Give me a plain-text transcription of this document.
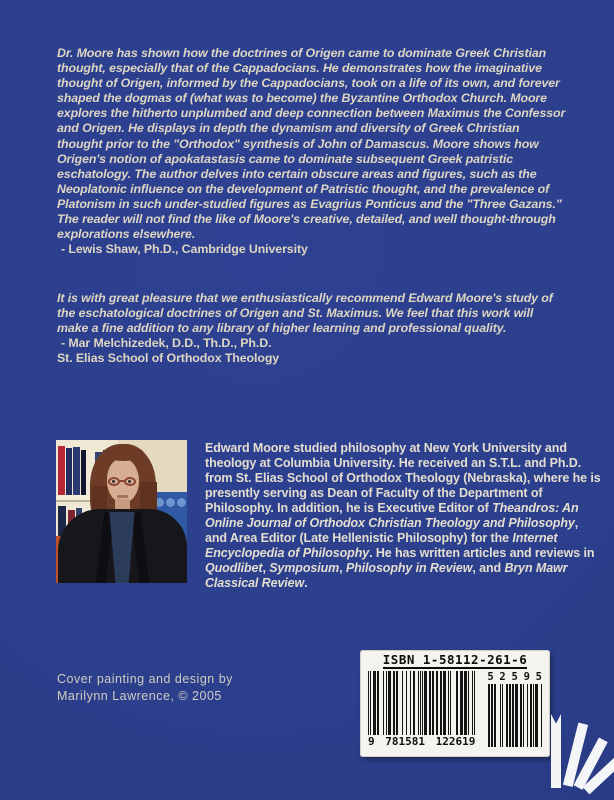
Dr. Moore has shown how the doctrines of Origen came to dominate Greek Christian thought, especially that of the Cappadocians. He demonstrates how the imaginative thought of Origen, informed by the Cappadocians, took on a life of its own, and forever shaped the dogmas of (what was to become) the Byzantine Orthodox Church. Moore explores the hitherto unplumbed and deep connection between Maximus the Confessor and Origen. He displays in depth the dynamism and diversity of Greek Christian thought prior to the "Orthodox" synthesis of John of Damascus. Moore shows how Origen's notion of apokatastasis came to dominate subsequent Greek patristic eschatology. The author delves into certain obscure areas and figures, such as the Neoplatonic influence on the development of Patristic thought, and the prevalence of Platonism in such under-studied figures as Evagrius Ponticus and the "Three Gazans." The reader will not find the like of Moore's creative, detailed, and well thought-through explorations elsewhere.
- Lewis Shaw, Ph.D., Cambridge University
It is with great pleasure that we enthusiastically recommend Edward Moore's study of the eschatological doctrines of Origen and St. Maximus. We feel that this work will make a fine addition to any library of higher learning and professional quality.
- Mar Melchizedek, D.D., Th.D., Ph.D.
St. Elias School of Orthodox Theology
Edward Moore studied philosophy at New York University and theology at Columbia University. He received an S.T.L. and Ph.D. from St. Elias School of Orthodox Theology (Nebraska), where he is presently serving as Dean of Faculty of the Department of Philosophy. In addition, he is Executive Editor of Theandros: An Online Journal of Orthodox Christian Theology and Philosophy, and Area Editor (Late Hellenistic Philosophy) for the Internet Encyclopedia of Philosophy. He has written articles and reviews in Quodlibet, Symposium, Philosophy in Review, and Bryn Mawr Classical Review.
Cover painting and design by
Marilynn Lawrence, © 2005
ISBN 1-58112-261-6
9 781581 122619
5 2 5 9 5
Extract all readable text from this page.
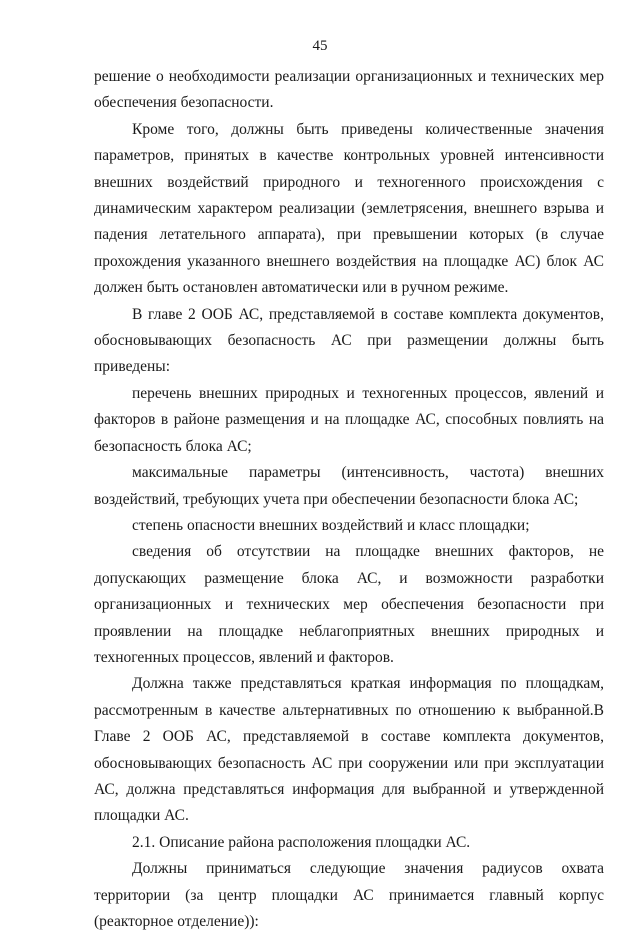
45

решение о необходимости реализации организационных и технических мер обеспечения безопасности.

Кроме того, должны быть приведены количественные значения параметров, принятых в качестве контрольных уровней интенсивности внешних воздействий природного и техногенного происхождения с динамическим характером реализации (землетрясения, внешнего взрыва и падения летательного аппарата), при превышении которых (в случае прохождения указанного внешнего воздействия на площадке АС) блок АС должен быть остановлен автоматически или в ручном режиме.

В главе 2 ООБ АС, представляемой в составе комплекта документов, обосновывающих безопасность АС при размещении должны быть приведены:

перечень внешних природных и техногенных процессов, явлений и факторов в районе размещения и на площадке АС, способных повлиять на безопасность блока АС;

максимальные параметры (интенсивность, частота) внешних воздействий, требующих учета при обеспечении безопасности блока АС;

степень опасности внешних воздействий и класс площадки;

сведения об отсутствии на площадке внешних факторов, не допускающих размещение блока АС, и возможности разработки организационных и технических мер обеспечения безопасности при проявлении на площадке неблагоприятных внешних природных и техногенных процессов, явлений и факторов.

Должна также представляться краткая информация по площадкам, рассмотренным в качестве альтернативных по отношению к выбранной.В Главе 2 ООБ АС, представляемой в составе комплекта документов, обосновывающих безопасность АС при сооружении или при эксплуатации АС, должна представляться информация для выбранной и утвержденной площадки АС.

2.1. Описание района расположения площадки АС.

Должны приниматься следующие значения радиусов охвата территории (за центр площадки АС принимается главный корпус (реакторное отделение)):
####
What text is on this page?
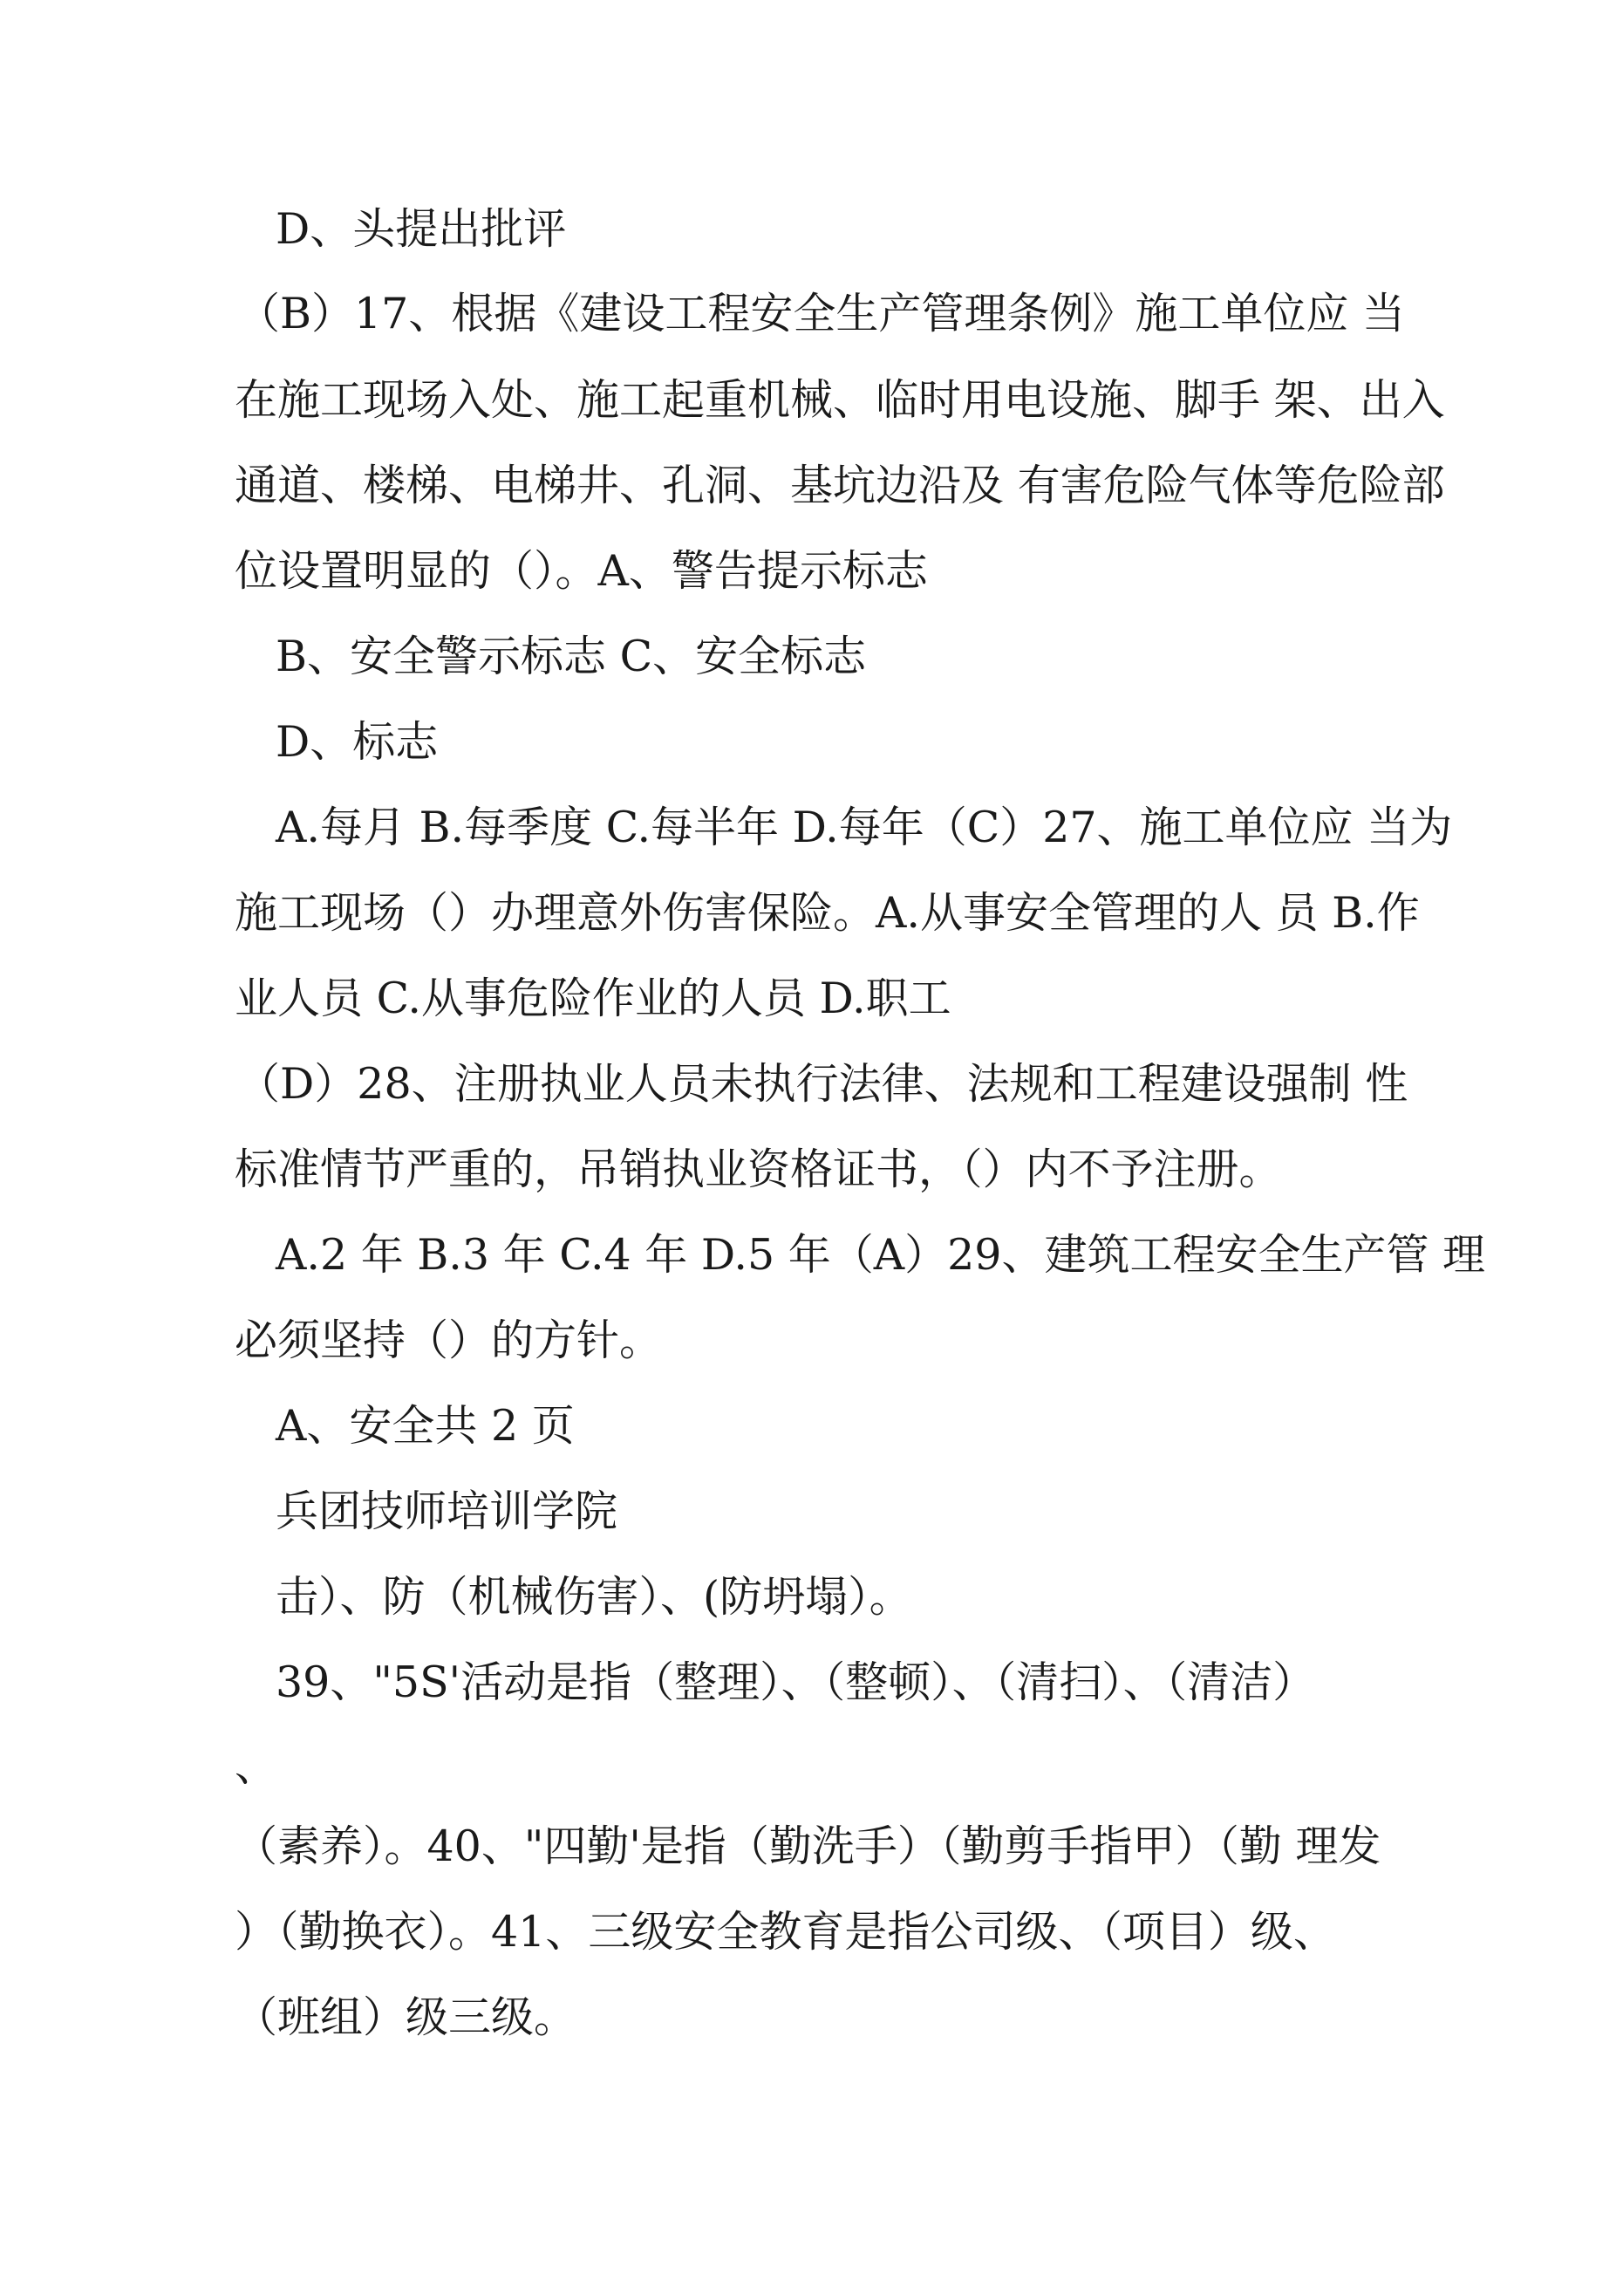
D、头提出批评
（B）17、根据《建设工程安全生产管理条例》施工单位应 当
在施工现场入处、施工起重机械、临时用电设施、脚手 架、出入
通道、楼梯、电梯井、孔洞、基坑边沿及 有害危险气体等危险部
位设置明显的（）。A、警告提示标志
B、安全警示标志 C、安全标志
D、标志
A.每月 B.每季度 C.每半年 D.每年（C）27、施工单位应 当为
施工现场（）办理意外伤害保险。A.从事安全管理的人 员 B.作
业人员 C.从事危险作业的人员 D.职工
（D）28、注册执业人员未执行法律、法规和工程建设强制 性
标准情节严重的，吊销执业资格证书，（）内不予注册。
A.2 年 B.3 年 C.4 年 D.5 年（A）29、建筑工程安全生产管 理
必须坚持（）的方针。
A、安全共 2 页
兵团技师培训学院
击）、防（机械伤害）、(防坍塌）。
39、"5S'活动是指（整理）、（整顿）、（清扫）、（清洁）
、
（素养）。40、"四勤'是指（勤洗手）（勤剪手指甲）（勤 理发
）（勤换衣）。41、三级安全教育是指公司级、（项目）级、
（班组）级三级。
####
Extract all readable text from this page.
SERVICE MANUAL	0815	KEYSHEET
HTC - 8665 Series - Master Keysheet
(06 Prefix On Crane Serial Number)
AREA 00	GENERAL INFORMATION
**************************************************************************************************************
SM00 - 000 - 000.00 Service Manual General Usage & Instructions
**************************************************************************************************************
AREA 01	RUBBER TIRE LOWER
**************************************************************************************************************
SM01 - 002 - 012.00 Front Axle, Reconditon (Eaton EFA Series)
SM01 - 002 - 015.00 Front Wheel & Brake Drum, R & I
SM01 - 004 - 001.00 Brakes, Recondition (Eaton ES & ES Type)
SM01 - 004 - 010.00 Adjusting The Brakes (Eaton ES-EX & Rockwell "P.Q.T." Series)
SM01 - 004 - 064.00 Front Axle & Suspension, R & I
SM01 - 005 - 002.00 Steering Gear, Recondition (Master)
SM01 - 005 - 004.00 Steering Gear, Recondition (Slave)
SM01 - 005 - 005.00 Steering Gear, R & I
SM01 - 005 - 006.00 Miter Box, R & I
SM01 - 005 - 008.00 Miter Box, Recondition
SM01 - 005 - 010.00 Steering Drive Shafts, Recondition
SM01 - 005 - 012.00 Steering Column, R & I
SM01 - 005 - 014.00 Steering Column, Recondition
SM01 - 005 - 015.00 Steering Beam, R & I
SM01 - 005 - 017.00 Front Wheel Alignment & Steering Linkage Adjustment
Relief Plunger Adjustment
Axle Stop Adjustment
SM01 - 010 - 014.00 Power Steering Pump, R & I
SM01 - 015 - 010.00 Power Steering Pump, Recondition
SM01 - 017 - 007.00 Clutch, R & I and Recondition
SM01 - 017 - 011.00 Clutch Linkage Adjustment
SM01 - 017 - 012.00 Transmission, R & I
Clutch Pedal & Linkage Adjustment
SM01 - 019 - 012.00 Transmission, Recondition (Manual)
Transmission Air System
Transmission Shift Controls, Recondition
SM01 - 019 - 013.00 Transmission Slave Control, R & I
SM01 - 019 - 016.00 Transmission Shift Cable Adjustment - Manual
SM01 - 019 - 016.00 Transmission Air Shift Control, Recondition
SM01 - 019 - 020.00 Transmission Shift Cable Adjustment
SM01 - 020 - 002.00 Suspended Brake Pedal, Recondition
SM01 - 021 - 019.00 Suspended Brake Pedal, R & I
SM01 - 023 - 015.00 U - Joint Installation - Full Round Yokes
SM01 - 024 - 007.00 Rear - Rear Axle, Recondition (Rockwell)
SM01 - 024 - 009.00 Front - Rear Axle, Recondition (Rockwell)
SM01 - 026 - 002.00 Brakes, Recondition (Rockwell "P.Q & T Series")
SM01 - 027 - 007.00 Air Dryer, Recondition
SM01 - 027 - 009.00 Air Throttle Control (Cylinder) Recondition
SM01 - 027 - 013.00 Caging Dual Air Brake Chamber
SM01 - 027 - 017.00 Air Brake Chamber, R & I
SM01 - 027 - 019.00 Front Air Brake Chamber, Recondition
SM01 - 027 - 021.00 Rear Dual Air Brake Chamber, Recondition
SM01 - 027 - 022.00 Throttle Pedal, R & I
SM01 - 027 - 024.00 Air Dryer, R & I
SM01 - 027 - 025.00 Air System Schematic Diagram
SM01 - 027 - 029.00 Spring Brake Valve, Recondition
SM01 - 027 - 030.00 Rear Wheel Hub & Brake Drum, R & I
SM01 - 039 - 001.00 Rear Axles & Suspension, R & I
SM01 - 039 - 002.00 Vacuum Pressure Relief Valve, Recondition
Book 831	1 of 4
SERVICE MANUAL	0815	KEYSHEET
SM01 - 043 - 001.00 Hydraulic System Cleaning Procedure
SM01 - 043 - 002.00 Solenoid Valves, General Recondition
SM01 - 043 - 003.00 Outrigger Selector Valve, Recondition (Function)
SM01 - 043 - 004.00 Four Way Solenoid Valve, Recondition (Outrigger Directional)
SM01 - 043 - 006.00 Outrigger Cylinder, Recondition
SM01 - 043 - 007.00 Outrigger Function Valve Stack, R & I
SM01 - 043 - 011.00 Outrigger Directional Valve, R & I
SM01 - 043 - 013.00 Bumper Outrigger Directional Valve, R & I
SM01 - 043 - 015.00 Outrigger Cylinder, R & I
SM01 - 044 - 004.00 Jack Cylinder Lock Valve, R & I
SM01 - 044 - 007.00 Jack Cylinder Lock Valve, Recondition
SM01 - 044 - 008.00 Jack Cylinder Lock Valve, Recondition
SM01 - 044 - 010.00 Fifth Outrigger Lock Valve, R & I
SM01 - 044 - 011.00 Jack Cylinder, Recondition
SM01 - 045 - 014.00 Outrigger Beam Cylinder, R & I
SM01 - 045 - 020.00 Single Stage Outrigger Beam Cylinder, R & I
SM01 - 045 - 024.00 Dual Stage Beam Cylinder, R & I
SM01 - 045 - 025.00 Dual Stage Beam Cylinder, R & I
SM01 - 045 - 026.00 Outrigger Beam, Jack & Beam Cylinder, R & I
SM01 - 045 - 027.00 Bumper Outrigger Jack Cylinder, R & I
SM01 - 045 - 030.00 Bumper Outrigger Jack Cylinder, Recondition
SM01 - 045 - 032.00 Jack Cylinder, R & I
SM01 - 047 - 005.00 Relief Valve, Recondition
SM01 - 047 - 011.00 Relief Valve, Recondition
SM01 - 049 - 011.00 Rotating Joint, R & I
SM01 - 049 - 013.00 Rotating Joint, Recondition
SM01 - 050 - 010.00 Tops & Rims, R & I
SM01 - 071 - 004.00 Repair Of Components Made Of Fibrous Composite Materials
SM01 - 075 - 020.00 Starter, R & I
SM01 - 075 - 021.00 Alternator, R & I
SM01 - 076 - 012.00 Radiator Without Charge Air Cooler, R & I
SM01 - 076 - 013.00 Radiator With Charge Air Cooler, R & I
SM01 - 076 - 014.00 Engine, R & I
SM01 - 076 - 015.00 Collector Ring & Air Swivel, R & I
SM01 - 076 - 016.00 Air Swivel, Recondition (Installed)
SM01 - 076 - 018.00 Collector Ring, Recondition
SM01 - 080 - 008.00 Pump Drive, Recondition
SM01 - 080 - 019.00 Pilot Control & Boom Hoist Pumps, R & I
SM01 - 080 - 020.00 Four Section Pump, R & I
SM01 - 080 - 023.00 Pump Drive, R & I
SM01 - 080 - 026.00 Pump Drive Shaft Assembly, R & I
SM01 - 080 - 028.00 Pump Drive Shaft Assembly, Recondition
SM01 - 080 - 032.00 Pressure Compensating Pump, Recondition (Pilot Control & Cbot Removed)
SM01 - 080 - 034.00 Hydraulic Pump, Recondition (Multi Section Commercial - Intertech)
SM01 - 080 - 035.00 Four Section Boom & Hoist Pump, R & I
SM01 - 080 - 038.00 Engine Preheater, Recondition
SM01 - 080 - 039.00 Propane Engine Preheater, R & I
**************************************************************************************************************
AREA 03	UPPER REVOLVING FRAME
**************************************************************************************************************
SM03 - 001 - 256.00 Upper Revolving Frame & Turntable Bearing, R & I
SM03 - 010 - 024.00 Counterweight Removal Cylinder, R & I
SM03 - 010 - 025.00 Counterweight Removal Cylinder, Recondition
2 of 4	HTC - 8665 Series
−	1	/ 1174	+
####
Exercise description
Among the lines of the data above, determine how many contain the word "Cooler". Report the number alone.

Output for this task
2